- What to work on -
Copy out all the data, word for word.

- Listing -
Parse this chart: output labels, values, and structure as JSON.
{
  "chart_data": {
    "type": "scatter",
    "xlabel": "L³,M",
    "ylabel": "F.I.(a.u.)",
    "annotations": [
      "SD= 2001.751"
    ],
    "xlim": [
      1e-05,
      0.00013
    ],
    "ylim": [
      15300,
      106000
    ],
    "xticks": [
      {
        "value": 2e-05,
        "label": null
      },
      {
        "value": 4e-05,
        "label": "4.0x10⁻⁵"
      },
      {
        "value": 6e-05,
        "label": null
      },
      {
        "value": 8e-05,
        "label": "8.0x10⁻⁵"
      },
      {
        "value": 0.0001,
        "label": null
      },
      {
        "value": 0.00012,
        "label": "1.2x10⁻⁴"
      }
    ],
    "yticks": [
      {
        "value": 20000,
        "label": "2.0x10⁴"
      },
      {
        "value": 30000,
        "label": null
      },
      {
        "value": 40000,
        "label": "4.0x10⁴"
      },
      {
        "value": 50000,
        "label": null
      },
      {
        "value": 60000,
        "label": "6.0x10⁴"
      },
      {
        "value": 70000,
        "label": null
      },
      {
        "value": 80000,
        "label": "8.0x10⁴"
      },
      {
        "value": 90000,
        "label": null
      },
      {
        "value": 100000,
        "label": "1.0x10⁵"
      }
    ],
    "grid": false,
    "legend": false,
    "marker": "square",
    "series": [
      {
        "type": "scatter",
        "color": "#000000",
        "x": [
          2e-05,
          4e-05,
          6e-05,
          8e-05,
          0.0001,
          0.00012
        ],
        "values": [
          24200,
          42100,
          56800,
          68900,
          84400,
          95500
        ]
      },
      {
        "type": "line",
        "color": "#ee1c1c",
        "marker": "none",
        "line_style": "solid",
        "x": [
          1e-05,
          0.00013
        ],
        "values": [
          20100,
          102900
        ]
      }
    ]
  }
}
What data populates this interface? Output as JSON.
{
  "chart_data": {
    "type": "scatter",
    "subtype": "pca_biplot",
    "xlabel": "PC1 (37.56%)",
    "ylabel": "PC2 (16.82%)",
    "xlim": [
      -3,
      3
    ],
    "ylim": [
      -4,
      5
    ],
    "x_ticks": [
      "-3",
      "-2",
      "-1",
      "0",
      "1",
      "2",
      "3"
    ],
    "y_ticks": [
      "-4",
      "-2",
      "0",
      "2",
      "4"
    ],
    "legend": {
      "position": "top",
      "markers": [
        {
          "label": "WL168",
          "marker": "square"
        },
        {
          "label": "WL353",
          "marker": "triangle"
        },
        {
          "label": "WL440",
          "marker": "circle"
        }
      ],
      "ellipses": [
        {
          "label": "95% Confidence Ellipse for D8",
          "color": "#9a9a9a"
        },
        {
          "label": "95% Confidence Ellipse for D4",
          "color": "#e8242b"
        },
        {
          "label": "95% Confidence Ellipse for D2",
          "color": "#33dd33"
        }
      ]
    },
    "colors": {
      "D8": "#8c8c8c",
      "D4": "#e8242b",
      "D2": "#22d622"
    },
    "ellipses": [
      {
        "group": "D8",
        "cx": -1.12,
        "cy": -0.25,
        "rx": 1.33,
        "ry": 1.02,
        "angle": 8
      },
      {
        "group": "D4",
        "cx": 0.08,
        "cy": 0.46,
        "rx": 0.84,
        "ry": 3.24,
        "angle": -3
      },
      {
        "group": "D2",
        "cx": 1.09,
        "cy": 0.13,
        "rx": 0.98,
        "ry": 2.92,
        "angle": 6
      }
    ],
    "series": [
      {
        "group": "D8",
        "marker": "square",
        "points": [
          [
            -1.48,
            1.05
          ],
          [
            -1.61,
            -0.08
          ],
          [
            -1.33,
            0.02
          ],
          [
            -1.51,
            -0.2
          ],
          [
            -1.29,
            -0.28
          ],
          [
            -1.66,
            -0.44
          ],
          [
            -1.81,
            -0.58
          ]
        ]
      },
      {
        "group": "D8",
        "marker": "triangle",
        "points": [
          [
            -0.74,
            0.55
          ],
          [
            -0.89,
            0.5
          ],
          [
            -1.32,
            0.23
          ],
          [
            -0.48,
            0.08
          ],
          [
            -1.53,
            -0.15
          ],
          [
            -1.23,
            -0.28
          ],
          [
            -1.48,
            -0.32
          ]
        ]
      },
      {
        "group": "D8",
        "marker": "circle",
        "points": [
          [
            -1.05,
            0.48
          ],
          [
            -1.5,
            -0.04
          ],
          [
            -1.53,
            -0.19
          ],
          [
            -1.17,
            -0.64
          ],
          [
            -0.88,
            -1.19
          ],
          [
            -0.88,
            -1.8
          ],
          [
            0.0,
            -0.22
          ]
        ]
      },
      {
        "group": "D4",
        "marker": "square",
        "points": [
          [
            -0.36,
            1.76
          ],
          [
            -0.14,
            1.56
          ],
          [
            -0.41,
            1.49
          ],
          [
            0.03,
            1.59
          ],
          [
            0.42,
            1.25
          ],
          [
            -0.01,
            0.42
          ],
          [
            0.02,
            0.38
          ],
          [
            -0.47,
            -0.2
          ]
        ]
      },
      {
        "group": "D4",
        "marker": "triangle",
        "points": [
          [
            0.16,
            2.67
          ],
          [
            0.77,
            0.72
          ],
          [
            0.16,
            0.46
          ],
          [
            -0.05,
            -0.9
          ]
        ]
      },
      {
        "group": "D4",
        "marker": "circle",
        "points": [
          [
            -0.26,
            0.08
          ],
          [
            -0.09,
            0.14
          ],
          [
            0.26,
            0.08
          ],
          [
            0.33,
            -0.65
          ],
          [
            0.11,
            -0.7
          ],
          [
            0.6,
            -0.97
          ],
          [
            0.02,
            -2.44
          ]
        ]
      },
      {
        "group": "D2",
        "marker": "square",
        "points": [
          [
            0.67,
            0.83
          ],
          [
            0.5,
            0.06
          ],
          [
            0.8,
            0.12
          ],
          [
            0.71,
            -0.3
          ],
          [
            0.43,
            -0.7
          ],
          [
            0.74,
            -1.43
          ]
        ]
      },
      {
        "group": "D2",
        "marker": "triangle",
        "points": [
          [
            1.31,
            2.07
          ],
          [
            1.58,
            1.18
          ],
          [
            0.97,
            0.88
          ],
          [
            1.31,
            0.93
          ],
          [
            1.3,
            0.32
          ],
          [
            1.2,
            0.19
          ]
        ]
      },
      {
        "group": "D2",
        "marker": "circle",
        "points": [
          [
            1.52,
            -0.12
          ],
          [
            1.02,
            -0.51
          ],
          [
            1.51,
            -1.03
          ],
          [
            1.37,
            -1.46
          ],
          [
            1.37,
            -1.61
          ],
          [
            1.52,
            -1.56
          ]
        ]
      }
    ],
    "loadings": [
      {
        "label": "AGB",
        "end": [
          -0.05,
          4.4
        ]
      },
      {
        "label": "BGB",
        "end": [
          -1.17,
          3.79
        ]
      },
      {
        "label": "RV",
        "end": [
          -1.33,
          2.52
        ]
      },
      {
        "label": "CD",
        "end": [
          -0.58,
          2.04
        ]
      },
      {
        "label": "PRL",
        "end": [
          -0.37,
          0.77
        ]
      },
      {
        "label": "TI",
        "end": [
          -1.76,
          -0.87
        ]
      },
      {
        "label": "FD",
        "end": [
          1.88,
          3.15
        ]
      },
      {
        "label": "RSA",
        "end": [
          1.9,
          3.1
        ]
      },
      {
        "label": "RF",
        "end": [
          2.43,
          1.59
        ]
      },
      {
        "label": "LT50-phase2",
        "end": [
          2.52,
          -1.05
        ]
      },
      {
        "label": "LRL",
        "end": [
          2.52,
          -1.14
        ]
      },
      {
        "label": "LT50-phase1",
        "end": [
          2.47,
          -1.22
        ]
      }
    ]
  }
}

- Written solution -
Parse this chart: output labels, values, and structure as JSON.
{
  "chart_data": {
    "type": "scatter",
    "xlabel": "L³,M",
    "ylabel": "F.I.(a.u.)",
    "annotations": [
      "SD= 2001.751"
    ],
    "xlim": [
      1e-05,
      0.00013
    ],
    "ylim": [
      15300,
      106000
    ],
    "xticks": [
      {
        "value": 2e-05,
        "label": null
      },
      {
        "value": 4e-05,
        "label": "4.0x10⁻⁵"
      },
      {
        "value": 6e-05,
        "label": null
      },
      {
        "value": 8e-05,
        "label": "8.0x10⁻⁵"
      },
      {
        "value": 0.0001,
        "label": null
      },
      {
        "value": 0.00012,
        "label": "1.2x10⁻⁴"
      }
    ],
    "yticks": [
      {
        "value": 20000,
        "label": "2.0x10⁴"
      },
      {
        "value": 30000,
        "label": null
      },
      {
        "value": 40000,
        "label": "4.0x10⁴"
      },
      {
        "value": 50000,
        "label": null
      },
      {
        "value": 60000,
        "label": "6.0x10⁴"
      },
      {
        "value": 70000,
        "label": null
      },
      {
        "value": 80000,
        "label": "8.0x10⁴"
      },
      {
        "value": 90000,
        "label": null
      },
      {
        "value": 100000,
        "label": "1.0x10⁵"
      }
    ],
    "grid": false,
    "legend": false,
    "marker": "square",
    "series": [
      {
        "type": "scatter",
        "color": "#000000",
        "x": [
          2e-05,
          4e-05,
          6e-05,
          8e-05,
          0.0001,
          0.00012
        ],
        "values": [
          24200,
          42100,
          56800,
          68900,
          84400,
          95500
        ]
      },
      {
        "type": "line",
        "color": "#ee1c1c",
        "marker": "none",
        "line_style": "solid",
        "x": [
          1e-05,
          0.00013
        ],
        "values": [
          20100,
          102900
        ]
      }
    ]
  }
}
What data populates this interface? Output as JSON.
{
  "chart_data": {
    "type": "scatter",
    "subtype": "pca_biplot",
    "xlabel": "PC1 (37.56%)",
    "ylabel": "PC2 (16.82%)",
    "xlim": [
      -3,
      3
    ],
    "ylim": [
      -4,
      5
    ],
    "x_ticks": [
      "-3",
      "-2",
      "-1",
      "0",
      "1",
      "2",
      "3"
    ],
    "y_ticks": [
      "-4",
      "-2",
      "0",
      "2",
      "4"
    ],
    "legend": {
      "position": "top",
      "markers": [
        {
          "label": "WL168",
          "marker": "square"
        },
        {
          "label": "WL353",
          "marker": "triangle"
        },
        {
          "label": "WL440",
          "marker": "circle"
        }
      ],
      "ellipses": [
        {
          "label": "95% Confidence Ellipse for D8",
          "color": "#9a9a9a"
        },
        {
          "label": "95% Confidence Ellipse for D4",
          "color": "#e8242b"
        },
        {
          "label": "95% Confidence Ellipse for D2",
          "color": "#33dd33"
        }
      ]
    },
    "colors": {
      "D8": "#8c8c8c",
      "D4": "#e8242b",
      "D2": "#22d622"
    },
    "ellipses": [
      {
        "group": "D8",
        "cx": -1.12,
        "cy": -0.25,
        "rx": 1.33,
        "ry": 1.02,
        "angle": 8
      },
      {
        "group": "D4",
        "cx": 0.08,
        "cy": 0.46,
        "rx": 0.84,
        "ry": 3.24,
        "angle": -3
      },
      {
        "group": "D2",
        "cx": 1.09,
        "cy": 0.13,
        "rx": 0.98,
        "ry": 2.92,
        "angle": 6
      }
    ],
    "series": [
      {
        "group": "D8",
        "marker": "square",
        "points": [
          [
            -1.48,
            1.05
          ],
          [
            -1.61,
            -0.08
          ],
          [
            -1.33,
            0.02
          ],
          [
            -1.51,
            -0.2
          ],
          [
            -1.29,
            -0.28
          ],
          [
            -1.66,
            -0.44
          ],
          [
            -1.81,
            -0.58
          ]
        ]
      },
      {
        "group": "D8",
        "marker": "triangle",
        "points": [
          [
            -0.74,
            0.55
          ],
          [
            -0.89,
            0.5
          ],
          [
            -1.32,
            0.23
          ],
          [
            -0.48,
            0.08
          ],
          [
            -1.53,
            -0.15
          ],
          [
            -1.23,
            -0.28
          ],
          [
            -1.48,
            -0.32
          ]
        ]
      },
      {
        "group": "D8",
        "marker": "circle",
        "points": [
          [
            -1.05,
            0.48
          ],
          [
            -1.5,
            -0.04
          ],
          [
            -1.53,
            -0.19
          ],
          [
            -1.17,
            -0.64
          ],
          [
            -0.88,
            -1.19
          ],
          [
            -0.88,
            -1.8
          ],
          [
            0.0,
            -0.22
          ]
        ]
      },
      {
        "group": "D4",
        "marker": "square",
        "points": [
          [
            -0.36,
            1.76
          ],
          [
            -0.14,
            1.56
          ],
          [
            -0.41,
            1.49
          ],
          [
            0.03,
            1.59
          ],
          [
            0.42,
            1.25
          ],
          [
            -0.01,
            0.42
          ],
          [
            0.02,
            0.38
          ],
          [
            -0.47,
            -0.2
          ]
        ]
      },
      {
        "group": "D4",
        "marker": "triangle",
        "points": [
          [
            0.16,
            2.67
          ],
          [
            0.77,
            0.72
          ],
          [
            0.16,
            0.46
          ],
          [
            -0.05,
            -0.9
          ]
        ]
      },
      {
        "group": "D4",
        "marker": "circle",
        "points": [
          [
            -0.26,
            0.08
          ],
          [
            -0.09,
            0.14
          ],
          [
            0.26,
            0.08
          ],
          [
            0.33,
            -0.65
          ],
          [
            0.11,
            -0.7
          ],
          [
            0.6,
            -0.97
          ],
          [
            0.02,
            -2.44
          ]
        ]
      },
      {
        "group": "D2",
        "marker": "square",
        "points": [
          [
            0.67,
            0.83
          ],
          [
            0.5,
            0.06
          ],
          [
            0.8,
            0.12
          ],
          [
            0.71,
            -0.3
          ],
          [
            0.43,
            -0.7
          ],
          [
            0.74,
            -1.43
          ]
        ]
      },
      {
        "group": "D2",
        "marker": "triangle",
        "points": [
          [
            1.31,
            2.07
          ],
          [
            1.58,
            1.18
          ],
          [
            0.97,
            0.88
          ],
          [
            1.31,
            0.93
          ],
          [
            1.3,
            0.32
          ],
          [
            1.2,
            0.19
          ]
        ]
      },
      {
        "group": "D2",
        "marker": "circle",
        "points": [
          [
            1.52,
            -0.12
          ],
          [
            1.02,
            -0.51
          ],
          [
            1.51,
            -1.03
          ],
          [
            1.37,
            -1.46
          ],
          [
            1.37,
            -1.61
          ],
          [
            1.52,
            -1.56
          ]
        ]
      }
    ],
    "loadings": [
      {
        "label": "AGB",
        "end": [
          -0.05,
          4.4
        ]
      },
      {
        "label": "BGB",
        "end": [
          -1.17,
          3.79
        ]
      },
      {
        "label": "RV",
        "end": [
          -1.33,
          2.52
        ]
      },
      {
        "label": "CD",
        "end": [
          -0.58,
          2.04
        ]
      },
      {
        "label": "PRL",
        "end": [
          -0.37,
          0.77
        ]
      },
      {
        "label": "TI",
        "end": [
          -1.76,
          -0.87
        ]
      },
      {
        "label": "FD",
        "end": [
          1.88,
          3.15
        ]
      },
      {
        "label": "RSA",
        "end": [
          1.9,
          3.1
        ]
      },
      {
        "label": "RF",
        "end": [
          2.43,
          1.59
        ]
      },
      {
        "label": "LT50-phase2",
        "end": [
          2.52,
          -1.05
        ]
      },
      {
        "label": "LRL",
        "end": [
          2.52,
          -1.14
        ]
      },
      {
        "label": "LT50-phase1",
        "end": [
          2.47,
          -1.22
        ]
      }
    ]
  }
}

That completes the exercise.